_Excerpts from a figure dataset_
################

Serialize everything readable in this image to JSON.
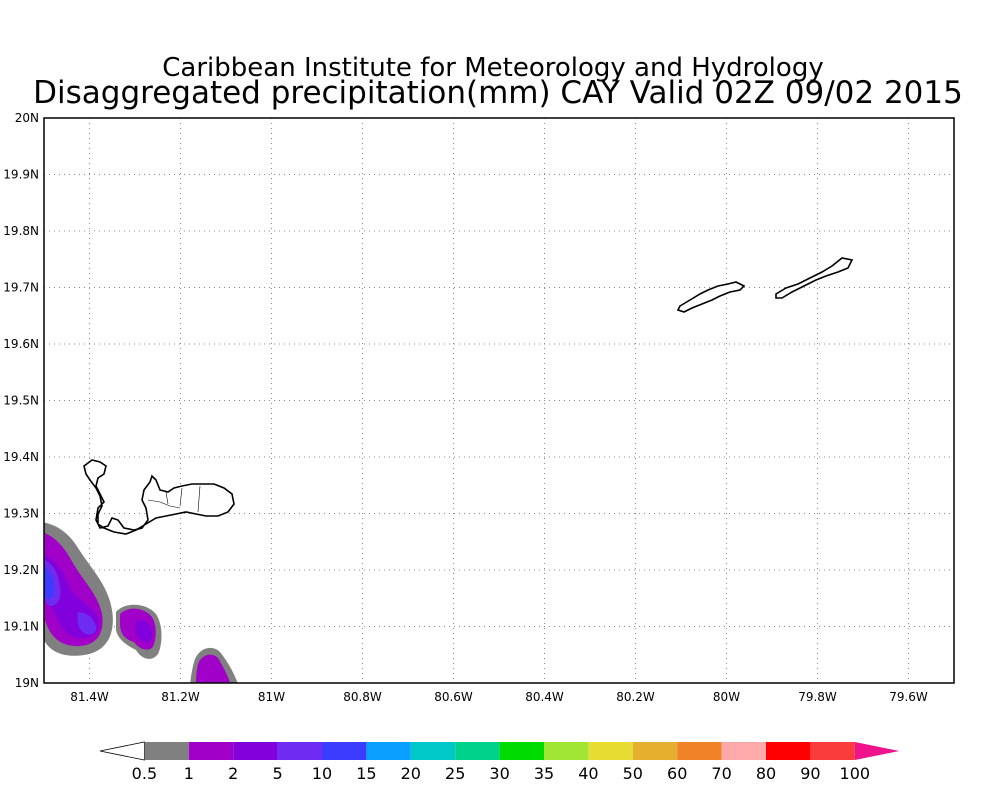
{
  "title": {
    "line1": "Caribbean Institute for Meteorology and Hydrology",
    "line2": "Disaggregated precipitation(mm) CAY Valid 02Z 09/02 2015"
  },
  "map": {
    "lat_range": [
      19.0,
      20.0
    ],
    "lon_range": [
      -81.5,
      -79.5
    ],
    "lat_ticks": [
      {
        "value": 20.0,
        "label": "20N"
      },
      {
        "value": 19.9,
        "label": "19.9N"
      },
      {
        "value": 19.8,
        "label": "19.8N"
      },
      {
        "value": 19.7,
        "label": "19.7N"
      },
      {
        "value": 19.6,
        "label": "19.6N"
      },
      {
        "value": 19.5,
        "label": "19.5N"
      },
      {
        "value": 19.4,
        "label": "19.4N"
      },
      {
        "value": 19.3,
        "label": "19.3N"
      },
      {
        "value": 19.2,
        "label": "19.2N"
      },
      {
        "value": 19.1,
        "label": "19.1N"
      },
      {
        "value": 19.0,
        "label": "19N"
      }
    ],
    "lon_ticks": [
      {
        "value": -81.4,
        "label": "81.4W"
      },
      {
        "value": -81.2,
        "label": "81.2W"
      },
      {
        "value": -81.0,
        "label": "81W"
      },
      {
        "value": -80.8,
        "label": "80.8W"
      },
      {
        "value": -80.6,
        "label": "80.6W"
      },
      {
        "value": -80.4,
        "label": "80.4W"
      },
      {
        "value": -80.2,
        "label": "80.2W"
      },
      {
        "value": -80.0,
        "label": "80W"
      },
      {
        "value": -79.8,
        "label": "79.8W"
      },
      {
        "value": -79.6,
        "label": "79.6W"
      }
    ],
    "grid": true
  },
  "colorbar": {
    "labels": [
      "0.5",
      "1",
      "2",
      "5",
      "10",
      "15",
      "20",
      "25",
      "30",
      "35",
      "40",
      "50",
      "60",
      "70",
      "80",
      "90",
      "100"
    ],
    "colors": [
      "#ffffff",
      "#808080",
      "#a000c8",
      "#8200dc",
      "#6e2cf0",
      "#3c3cff",
      "#0aa0ff",
      "#00c8c8",
      "#00d28c",
      "#00dc00",
      "#a0e632",
      "#e6dc32",
      "#e6af2d",
      "#f08228",
      "#ffaaaa",
      "#ff0000",
      "#fa3c3c",
      "#f0148c"
    ]
  },
  "colors": {
    "precip_low": "#808080",
    "precip_1": "#a000c8",
    "precip_2": "#8200dc",
    "precip_5": "#6e2cf0",
    "precip_10": "#3c3cff"
  }
}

################

_Problem details_
Quote the preceding records in their entirety, excluding every picture.

_Output of the task_
Serialize everything readable in this image to JSON.
{
  "title": {
    "line1": "Caribbean Institute for Meteorology and Hydrology",
    "line2": "Disaggregated precipitation(mm) CAY Valid 02Z 09/02 2015"
  },
  "map": {
    "lat_range": [
      19.0,
      20.0
    ],
    "lon_range": [
      -81.5,
      -79.5
    ],
    "lat_ticks": [
      {
        "value": 20.0,
        "label": "20N"
      },
      {
        "value": 19.9,
        "label": "19.9N"
      },
      {
        "value": 19.8,
        "label": "19.8N"
      },
      {
        "value": 19.7,
        "label": "19.7N"
      },
      {
        "value": 19.6,
        "label": "19.6N"
      },
      {
        "value": 19.5,
        "label": "19.5N"
      },
      {
        "value": 19.4,
        "label": "19.4N"
      },
      {
        "value": 19.3,
        "label": "19.3N"
      },
      {
        "value": 19.2,
        "label": "19.2N"
      },
      {
        "value": 19.1,
        "label": "19.1N"
      },
      {
        "value": 19.0,
        "label": "19N"
      }
    ],
    "lon_ticks": [
      {
        "value": -81.4,
        "label": "81.4W"
      },
      {
        "value": -81.2,
        "label": "81.2W"
      },
      {
        "value": -81.0,
        "label": "81W"
      },
      {
        "value": -80.8,
        "label": "80.8W"
      },
      {
        "value": -80.6,
        "label": "80.6W"
      },
      {
        "value": -80.4,
        "label": "80.4W"
      },
      {
        "value": -80.2,
        "label": "80.2W"
      },
      {
        "value": -80.0,
        "label": "80W"
      },
      {
        "value": -79.8,
        "label": "79.8W"
      },
      {
        "value": -79.6,
        "label": "79.6W"
      }
    ],
    "grid": true
  },
  "colorbar": {
    "labels": [
      "0.5",
      "1",
      "2",
      "5",
      "10",
      "15",
      "20",
      "25",
      "30",
      "35",
      "40",
      "50",
      "60",
      "70",
      "80",
      "90",
      "100"
    ],
    "colors": [
      "#ffffff",
      "#808080",
      "#a000c8",
      "#8200dc",
      "#6e2cf0",
      "#3c3cff",
      "#0aa0ff",
      "#00c8c8",
      "#00d28c",
      "#00dc00",
      "#a0e632",
      "#e6dc32",
      "#e6af2d",
      "#f08228",
      "#ffaaaa",
      "#ff0000",
      "#fa3c3c",
      "#f0148c"
    ]
  },
  "colors": {
    "precip_low": "#808080",
    "precip_1": "#a000c8",
    "precip_2": "#8200dc",
    "precip_5": "#6e2cf0",
    "precip_10": "#3c3cff"
  }
}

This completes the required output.